[Source data]
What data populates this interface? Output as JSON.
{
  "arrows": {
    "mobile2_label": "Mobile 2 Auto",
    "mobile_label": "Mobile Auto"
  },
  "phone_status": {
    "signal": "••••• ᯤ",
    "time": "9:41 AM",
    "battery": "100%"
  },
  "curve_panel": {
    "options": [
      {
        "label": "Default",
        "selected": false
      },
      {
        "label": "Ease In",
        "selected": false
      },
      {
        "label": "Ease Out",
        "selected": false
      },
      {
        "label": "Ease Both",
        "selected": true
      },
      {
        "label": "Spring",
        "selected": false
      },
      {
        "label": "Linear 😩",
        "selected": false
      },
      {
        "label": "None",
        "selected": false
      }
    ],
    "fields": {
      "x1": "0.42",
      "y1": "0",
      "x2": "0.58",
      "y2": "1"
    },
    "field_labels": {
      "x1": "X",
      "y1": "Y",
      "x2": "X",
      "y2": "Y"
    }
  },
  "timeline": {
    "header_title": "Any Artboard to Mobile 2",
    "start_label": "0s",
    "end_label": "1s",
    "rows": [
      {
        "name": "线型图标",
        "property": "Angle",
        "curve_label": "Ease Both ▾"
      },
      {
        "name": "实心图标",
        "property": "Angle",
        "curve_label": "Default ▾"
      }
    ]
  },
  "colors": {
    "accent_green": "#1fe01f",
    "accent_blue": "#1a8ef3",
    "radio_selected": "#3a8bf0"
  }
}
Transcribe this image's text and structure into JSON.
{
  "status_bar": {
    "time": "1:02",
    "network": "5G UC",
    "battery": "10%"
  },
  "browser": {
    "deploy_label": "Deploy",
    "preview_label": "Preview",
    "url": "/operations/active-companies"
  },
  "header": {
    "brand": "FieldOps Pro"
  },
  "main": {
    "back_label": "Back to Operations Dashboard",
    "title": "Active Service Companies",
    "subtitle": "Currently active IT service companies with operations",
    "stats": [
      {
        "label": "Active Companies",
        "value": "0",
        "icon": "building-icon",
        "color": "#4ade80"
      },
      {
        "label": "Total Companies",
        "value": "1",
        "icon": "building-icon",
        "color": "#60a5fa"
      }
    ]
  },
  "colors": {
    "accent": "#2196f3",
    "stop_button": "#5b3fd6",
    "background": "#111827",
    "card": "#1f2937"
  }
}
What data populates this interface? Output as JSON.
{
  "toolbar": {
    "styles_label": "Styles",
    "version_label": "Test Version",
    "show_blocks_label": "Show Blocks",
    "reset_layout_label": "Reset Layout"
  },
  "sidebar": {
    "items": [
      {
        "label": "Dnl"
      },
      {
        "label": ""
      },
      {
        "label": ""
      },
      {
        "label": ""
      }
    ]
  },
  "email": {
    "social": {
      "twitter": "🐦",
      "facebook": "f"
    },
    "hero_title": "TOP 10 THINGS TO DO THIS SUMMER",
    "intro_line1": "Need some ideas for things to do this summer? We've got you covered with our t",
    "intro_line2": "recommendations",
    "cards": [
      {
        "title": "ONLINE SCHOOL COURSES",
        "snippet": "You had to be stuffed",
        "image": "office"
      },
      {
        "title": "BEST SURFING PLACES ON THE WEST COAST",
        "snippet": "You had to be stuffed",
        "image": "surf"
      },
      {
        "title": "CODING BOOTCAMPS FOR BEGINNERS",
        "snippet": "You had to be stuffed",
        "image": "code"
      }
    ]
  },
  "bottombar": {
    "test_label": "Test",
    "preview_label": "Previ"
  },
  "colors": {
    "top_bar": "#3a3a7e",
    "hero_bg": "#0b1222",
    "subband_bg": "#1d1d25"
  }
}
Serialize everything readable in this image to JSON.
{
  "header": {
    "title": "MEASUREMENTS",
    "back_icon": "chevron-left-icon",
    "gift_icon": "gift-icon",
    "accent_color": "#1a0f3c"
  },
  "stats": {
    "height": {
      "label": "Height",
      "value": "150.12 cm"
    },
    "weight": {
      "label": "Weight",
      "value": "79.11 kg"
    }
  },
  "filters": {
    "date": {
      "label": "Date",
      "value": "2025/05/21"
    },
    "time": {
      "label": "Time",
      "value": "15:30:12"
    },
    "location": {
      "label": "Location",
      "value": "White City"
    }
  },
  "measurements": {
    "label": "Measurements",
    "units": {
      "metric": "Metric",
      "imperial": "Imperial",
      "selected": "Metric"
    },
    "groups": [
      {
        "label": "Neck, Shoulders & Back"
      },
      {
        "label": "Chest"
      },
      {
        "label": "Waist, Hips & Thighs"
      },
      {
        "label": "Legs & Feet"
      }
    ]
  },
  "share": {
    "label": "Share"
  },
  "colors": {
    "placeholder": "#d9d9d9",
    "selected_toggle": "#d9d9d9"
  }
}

### Short exercise
Every entry should be printed again exactly as it stands.

### Answer to this task
What data populates this interface? Output as JSON.
{
  "arrows": {
    "mobile2_label": "Mobile 2 Auto",
    "mobile_label": "Mobile Auto"
  },
  "phone_status": {
    "signal": "••••• ᯤ",
    "time": "9:41 AM",
    "battery": "100%"
  },
  "curve_panel": {
    "options": [
      {
        "label": "Default",
        "selected": false
      },
      {
        "label": "Ease In",
        "selected": false
      },
      {
        "label": "Ease Out",
        "selected": false
      },
      {
        "label": "Ease Both",
        "selected": true
      },
      {
        "label": "Spring",
        "selected": false
      },
      {
        "label": "Linear 😩",
        "selected": false
      },
      {
        "label": "None",
        "selected": false
      }
    ],
    "fields": {
      "x1": "0.42",
      "y1": "0",
      "x2": "0.58",
      "y2": "1"
    },
    "field_labels": {
      "x1": "X",
      "y1": "Y",
      "x2": "X",
      "y2": "Y"
    }
  },
  "timeline": {
    "header_title": "Any Artboard to Mobile 2",
    "start_label": "0s",
    "end_label": "1s",
    "rows": [
      {
        "name": "线型图标",
        "property": "Angle",
        "curve_label": "Ease Both ▾"
      },
      {
        "name": "实心图标",
        "property": "Angle",
        "curve_label": "Default ▾"
      }
    ]
  },
  "colors": {
    "accent_green": "#1fe01f",
    "accent_blue": "#1a8ef3",
    "radio_selected": "#3a8bf0"
  }
}
Transcribe this image's text and structure into JSON.
{
  "status_bar": {
    "time": "1:02",
    "network": "5G UC",
    "battery": "10%"
  },
  "browser": {
    "deploy_label": "Deploy",
    "preview_label": "Preview",
    "url": "/operations/active-companies"
  },
  "header": {
    "brand": "FieldOps Pro"
  },
  "main": {
    "back_label": "Back to Operations Dashboard",
    "title": "Active Service Companies",
    "subtitle": "Currently active IT service companies with operations",
    "stats": [
      {
        "label": "Active Companies",
        "value": "0",
        "icon": "building-icon",
        "color": "#4ade80"
      },
      {
        "label": "Total Companies",
        "value": "1",
        "icon": "building-icon",
        "color": "#60a5fa"
      }
    ]
  },
  "colors": {
    "accent": "#2196f3",
    "stop_button": "#5b3fd6",
    "background": "#111827",
    "card": "#1f2937"
  }
}
What data populates this interface? Output as JSON.
{
  "toolbar": {
    "styles_label": "Styles",
    "version_label": "Test Version",
    "show_blocks_label": "Show Blocks",
    "reset_layout_label": "Reset Layout"
  },
  "sidebar": {
    "items": [
      {
        "label": "Dnl"
      },
      {
        "label": ""
      },
      {
        "label": ""
      },
      {
        "label": ""
      }
    ]
  },
  "email": {
    "social": {
      "twitter": "🐦",
      "facebook": "f"
    },
    "hero_title": "TOP 10 THINGS TO DO THIS SUMMER",
    "intro_line1": "Need some ideas for things to do this summer? We've got you covered with our t",
    "intro_line2": "recommendations",
    "cards": [
      {
        "title": "ONLINE SCHOOL COURSES",
        "snippet": "You had to be stuffed",
        "image": "office"
      },
      {
        "title": "BEST SURFING PLACES ON THE WEST COAST",
        "snippet": "You had to be stuffed",
        "image": "surf"
      },
      {
        "title": "CODING BOOTCAMPS FOR BEGINNERS",
        "snippet": "You had to be stuffed",
        "image": "code"
      }
    ]
  },
  "bottombar": {
    "test_label": "Test",
    "preview_label": "Previ"
  },
  "colors": {
    "top_bar": "#3a3a7e",
    "hero_bg": "#0b1222",
    "subband_bg": "#1d1d25"
  }
}
Serialize everything readable in this image to JSON.
{
  "header": {
    "title": "MEASUREMENTS",
    "back_icon": "chevron-left-icon",
    "gift_icon": "gift-icon",
    "accent_color": "#1a0f3c"
  },
  "stats": {
    "height": {
      "label": "Height",
      "value": "150.12 cm"
    },
    "weight": {
      "label": "Weight",
      "value": "79.11 kg"
    }
  },
  "filters": {
    "date": {
      "label": "Date",
      "value": "2025/05/21"
    },
    "time": {
      "label": "Time",
      "value": "15:30:12"
    },
    "location": {
      "label": "Location",
      "value": "White City"
    }
  },
  "measurements": {
    "label": "Measurements",
    "units": {
      "metric": "Metric",
      "imperial": "Imperial",
      "selected": "Metric"
    },
    "groups": [
      {
        "label": "Neck, Shoulders & Back"
      },
      {
        "label": "Chest"
      },
      {
        "label": "Waist, Hips & Thighs"
      },
      {
        "label": "Legs & Feet"
      }
    ]
  },
  "share": {
    "label": "Share"
  },
  "colors": {
    "placeholder": "#d9d9d9",
    "selected_toggle": "#d9d9d9"
  }
}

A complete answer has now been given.